— Start RECORDS TO USE —

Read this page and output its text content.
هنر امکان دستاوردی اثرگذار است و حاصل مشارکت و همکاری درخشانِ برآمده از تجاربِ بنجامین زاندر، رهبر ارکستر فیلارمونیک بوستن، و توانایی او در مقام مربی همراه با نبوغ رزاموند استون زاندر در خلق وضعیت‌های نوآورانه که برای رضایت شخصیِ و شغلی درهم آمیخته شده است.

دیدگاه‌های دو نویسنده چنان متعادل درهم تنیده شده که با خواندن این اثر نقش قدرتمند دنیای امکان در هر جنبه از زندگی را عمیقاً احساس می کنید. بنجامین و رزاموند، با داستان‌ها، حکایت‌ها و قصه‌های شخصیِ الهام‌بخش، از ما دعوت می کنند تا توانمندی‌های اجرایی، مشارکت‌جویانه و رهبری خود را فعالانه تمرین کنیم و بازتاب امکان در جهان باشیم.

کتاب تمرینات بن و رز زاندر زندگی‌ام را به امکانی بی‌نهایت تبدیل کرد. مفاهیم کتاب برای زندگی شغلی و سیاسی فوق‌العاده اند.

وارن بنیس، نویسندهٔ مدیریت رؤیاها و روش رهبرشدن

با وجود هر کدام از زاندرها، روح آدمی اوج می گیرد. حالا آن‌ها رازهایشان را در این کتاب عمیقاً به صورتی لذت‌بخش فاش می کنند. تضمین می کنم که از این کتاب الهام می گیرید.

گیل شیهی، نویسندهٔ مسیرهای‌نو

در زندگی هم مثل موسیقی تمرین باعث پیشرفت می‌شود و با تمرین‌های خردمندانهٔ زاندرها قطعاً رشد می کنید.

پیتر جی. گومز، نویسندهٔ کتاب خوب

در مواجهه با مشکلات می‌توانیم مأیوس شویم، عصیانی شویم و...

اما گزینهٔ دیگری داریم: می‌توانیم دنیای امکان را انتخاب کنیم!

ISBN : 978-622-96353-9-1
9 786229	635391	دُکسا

— End RECORDS TO USE —

__TASK DESCRIPTION__. Looking at the data above, show all lines where the word "برای" occurs.

__RESPONSE TO THIS EXERCISE__.
هنر امکان دستاوردی اثرگذار است و حاصل مشارکت و همکاری درخشانِ برآمده از تجاربِ بنجامین زاندر، رهبر ارکستر فیلارمونیک بوستن، و توانایی او در مقام مربی همراه با نبوغ رزاموند استون زاندر در خلق وضعیت‌های نوآورانه که برای رضایت شخصیِ و شغلی درهم آمیخته شده است.
کتاب تمرینات بن و رز زاندر زندگی‌ام را به امکانی بی‌نهایت تبدیل کرد. مفاهیم کتاب برای زندگی شغلی و سیاسی فوق‌العاده اند.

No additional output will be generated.